* **PROBLEM**
Copy all of the material below exactly.

* **DATASET RECORDS**

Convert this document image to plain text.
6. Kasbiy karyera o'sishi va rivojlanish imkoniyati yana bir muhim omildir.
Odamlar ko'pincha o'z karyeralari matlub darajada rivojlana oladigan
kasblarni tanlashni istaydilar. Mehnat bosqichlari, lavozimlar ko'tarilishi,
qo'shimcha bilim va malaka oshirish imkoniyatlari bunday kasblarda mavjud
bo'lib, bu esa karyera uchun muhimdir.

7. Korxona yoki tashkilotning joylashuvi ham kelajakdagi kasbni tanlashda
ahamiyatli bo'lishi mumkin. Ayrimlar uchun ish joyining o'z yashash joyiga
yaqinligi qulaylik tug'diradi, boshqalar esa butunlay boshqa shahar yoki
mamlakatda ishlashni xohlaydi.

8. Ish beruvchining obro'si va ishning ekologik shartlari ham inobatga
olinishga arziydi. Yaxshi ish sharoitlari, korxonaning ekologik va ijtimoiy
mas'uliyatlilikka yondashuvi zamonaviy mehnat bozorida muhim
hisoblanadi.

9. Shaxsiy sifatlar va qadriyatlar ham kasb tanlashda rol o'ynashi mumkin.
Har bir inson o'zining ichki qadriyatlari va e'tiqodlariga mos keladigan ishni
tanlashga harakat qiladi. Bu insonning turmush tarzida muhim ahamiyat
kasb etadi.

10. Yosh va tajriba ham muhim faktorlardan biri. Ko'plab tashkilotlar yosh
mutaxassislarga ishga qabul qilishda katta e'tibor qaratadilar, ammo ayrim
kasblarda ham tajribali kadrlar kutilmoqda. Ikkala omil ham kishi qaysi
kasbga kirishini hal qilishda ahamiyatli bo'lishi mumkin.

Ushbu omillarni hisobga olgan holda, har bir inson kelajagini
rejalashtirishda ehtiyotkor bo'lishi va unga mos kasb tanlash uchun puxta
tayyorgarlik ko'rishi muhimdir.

* **COMPLETE OUTPUT**
Convert this document image to plain text.
6. Kasbiy karyera o'sishi va rivojlanish imkoniyati yana bir muhim omildir.
Odamlar ko'pincha o'z karyeralari matlub darajada rivojlana oladigan
kasblarni tanlashni istaydilar. Mehnat bosqichlari, lavozimlar ko'tarilishi,
qo'shimcha bilim va malaka oshirish imkoniyatlari bunday kasblarda mavjud
bo'lib, bu esa karyera uchun muhimdir.

7. Korxona yoki tashkilotning joylashuvi ham kelajakdagi kasbni tanlashda
ahamiyatli bo'lishi mumkin. Ayrimlar uchun ish joyining o'z yashash joyiga
yaqinligi qulaylik tug'diradi, boshqalar esa butunlay boshqa shahar yoki
mamlakatda ishlashni xohlaydi.

8. Ish beruvchining obro'si va ishning ekologik shartlari ham inobatga
olinishga arziydi. Yaxshi ish sharoitlari, korxonaning ekologik va ijtimoiy
mas'uliyatlilikka yondashuvi zamonaviy mehnat bozorida muhim
hisoblanadi.

9. Shaxsiy sifatlar va qadriyatlar ham kasb tanlashda rol o'ynashi mumkin.
Har bir inson o'zining ichki qadriyatlari va e'tiqodlariga mos keladigan ishni
tanlashga harakat qiladi. Bu insonning turmush tarzida muhim ahamiyat
kasb etadi.

10. Yosh va tajriba ham muhim faktorlardan biri. Ko'plab tashkilotlar yosh
mutaxassislarga ishga qabul qilishda katta e'tibor qaratadilar, ammo ayrim
kasblarda ham tajribali kadrlar kutilmoqda. Ikkala omil ham kishi qaysi
kasbga kirishini hal qilishda ahamiyatli bo'lishi mumkin.

Ushbu omillarni hisobga olgan holda, har bir inson kelajagini
rejalashtirishda ehtiyotkor bo'lishi va unga mos kasb tanlash uchun puxta
tayyorgarlik ko'rishi muhimdir.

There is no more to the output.